DATA SHOWN

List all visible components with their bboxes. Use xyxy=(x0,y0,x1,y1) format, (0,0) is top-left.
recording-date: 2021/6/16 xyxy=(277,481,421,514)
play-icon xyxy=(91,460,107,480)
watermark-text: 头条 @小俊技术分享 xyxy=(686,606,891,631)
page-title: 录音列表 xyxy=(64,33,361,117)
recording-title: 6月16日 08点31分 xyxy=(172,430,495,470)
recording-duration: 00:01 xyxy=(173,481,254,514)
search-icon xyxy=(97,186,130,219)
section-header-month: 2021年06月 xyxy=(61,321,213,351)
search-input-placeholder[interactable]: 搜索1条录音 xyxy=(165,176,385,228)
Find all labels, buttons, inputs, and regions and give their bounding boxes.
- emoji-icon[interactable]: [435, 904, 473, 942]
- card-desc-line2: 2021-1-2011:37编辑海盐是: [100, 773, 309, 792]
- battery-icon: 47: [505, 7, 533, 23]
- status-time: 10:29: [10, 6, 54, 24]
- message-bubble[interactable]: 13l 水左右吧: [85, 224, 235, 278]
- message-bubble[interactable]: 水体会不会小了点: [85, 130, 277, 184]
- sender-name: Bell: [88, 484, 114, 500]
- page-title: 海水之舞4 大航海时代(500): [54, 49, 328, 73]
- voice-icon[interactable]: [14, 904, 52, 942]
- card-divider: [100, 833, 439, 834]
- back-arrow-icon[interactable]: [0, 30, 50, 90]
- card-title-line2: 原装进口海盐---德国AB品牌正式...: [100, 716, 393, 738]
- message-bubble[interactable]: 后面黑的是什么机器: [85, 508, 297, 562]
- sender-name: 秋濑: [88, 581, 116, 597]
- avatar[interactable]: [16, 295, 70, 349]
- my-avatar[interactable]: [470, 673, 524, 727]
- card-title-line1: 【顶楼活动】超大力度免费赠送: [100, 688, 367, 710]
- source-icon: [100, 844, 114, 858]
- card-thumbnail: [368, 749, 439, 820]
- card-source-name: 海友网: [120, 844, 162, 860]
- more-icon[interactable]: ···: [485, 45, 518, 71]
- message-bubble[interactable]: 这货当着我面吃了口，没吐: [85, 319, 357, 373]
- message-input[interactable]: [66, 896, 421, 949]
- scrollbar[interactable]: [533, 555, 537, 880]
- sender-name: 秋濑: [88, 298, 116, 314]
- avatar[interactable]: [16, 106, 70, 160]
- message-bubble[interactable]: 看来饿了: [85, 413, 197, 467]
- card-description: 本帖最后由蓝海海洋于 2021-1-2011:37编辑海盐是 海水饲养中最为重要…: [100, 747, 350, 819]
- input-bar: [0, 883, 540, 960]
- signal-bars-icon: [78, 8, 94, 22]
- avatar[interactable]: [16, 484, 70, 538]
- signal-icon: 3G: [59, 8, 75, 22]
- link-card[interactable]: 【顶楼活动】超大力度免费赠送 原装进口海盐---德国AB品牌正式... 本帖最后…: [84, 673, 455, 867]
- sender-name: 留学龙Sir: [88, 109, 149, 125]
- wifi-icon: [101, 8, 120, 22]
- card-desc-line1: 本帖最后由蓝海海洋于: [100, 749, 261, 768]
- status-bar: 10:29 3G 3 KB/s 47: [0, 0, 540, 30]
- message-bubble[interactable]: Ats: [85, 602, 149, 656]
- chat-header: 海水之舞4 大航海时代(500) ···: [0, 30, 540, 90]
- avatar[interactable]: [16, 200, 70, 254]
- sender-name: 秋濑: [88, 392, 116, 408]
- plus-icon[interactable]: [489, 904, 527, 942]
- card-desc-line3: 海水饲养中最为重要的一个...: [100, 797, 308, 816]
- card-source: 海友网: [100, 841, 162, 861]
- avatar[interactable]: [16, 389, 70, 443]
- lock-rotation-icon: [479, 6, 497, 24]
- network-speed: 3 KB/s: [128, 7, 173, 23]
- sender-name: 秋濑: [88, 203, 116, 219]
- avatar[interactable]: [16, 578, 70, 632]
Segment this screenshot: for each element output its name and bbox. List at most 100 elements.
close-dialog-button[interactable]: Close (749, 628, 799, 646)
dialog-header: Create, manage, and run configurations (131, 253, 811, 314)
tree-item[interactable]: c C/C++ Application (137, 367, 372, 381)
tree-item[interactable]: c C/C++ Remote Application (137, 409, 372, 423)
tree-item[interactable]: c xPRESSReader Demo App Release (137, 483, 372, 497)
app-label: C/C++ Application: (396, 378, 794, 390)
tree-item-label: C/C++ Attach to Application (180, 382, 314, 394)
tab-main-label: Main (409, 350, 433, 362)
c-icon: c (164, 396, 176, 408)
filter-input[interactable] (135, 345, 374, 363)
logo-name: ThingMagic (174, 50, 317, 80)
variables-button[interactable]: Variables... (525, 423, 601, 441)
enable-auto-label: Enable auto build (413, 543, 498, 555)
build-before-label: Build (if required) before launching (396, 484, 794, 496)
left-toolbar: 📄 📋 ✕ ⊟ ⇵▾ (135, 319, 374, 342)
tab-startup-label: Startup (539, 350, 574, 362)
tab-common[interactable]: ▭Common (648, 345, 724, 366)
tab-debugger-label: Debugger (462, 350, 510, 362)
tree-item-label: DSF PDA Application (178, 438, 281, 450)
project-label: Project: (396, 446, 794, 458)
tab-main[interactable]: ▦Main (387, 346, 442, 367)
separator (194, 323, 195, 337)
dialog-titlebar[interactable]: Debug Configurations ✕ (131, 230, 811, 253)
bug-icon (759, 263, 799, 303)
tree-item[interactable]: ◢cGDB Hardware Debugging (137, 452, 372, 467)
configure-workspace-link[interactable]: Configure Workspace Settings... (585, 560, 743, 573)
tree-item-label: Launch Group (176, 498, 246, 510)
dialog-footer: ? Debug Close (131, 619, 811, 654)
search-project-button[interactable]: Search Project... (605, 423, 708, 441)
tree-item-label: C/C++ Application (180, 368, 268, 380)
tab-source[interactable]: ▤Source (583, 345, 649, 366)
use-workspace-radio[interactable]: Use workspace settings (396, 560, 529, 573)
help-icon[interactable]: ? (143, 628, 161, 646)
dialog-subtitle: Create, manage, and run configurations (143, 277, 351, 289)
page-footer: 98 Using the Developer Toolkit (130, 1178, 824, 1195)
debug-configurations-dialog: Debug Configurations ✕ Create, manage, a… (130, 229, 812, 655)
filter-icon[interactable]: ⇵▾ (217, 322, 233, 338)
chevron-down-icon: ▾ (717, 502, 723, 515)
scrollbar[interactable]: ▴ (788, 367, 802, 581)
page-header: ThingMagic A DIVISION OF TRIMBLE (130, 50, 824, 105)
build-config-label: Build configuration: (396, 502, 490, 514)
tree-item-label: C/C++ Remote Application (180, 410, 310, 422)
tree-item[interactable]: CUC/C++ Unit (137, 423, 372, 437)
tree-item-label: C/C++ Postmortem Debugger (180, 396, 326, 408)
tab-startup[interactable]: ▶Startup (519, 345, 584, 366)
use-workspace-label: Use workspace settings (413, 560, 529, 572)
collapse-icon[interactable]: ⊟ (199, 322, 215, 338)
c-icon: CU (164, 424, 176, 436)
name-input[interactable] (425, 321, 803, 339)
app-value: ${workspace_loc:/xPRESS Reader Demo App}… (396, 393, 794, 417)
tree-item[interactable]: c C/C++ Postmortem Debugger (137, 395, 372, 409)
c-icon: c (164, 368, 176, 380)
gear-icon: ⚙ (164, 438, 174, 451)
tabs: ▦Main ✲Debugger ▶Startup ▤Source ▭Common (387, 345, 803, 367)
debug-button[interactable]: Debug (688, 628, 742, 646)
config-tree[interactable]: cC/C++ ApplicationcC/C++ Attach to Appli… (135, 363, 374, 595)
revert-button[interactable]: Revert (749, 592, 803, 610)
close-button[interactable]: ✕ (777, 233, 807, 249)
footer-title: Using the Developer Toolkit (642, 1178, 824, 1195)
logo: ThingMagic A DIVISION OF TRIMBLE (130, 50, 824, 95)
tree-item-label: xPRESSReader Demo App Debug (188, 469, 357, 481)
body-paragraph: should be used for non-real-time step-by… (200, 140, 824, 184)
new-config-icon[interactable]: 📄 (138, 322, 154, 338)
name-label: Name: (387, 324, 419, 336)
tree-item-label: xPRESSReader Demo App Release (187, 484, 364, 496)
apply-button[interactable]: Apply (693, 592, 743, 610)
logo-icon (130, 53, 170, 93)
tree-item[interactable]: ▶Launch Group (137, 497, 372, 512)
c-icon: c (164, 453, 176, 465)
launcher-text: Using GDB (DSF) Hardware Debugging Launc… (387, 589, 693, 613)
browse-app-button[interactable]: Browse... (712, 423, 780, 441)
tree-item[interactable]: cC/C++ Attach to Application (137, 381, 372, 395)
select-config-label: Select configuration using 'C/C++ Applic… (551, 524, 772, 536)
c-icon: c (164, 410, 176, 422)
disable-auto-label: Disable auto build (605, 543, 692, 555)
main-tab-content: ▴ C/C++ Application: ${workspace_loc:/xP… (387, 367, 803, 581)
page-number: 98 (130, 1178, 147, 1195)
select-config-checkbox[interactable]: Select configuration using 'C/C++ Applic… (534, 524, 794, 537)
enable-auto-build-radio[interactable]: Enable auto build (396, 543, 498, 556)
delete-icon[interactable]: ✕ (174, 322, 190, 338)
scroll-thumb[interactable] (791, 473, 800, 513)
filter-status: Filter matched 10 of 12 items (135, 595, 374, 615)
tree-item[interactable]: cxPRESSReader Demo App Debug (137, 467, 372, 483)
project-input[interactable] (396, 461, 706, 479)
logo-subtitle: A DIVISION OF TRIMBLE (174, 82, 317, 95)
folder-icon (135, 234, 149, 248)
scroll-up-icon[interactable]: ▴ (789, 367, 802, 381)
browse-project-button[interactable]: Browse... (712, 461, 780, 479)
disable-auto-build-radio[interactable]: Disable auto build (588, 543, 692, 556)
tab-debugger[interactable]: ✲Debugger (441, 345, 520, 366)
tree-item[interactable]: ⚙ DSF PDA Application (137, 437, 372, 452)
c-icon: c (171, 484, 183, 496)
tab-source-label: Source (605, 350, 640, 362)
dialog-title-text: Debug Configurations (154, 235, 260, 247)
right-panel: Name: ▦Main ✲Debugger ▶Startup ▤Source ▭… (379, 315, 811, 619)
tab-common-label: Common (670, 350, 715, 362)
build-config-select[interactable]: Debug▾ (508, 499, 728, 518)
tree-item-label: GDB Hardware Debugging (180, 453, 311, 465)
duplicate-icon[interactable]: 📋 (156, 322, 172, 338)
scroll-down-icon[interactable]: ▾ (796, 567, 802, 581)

TO DO
Transcribe the rows from the first line down to the line containing "recording-duration: 00:01 xyxy=(173,481,254,514)", both of those lines included, reproducing each line character for character.

SOLUTION TO THE PROBLEM
List all visible components with their bboxes. Use xyxy=(x0,y0,x1,y1) format, (0,0) is top-left.
recording-date: 2021/6/16 xyxy=(277,481,421,514)
play-icon xyxy=(91,460,107,480)
watermark-text: 头条 @小俊技术分享 xyxy=(686,606,891,631)
page-title: 录音列表 xyxy=(64,33,361,117)
recording-title: 6月16日 08点31分 xyxy=(172,430,495,470)
recording-duration: 00:01 xyxy=(173,481,254,514)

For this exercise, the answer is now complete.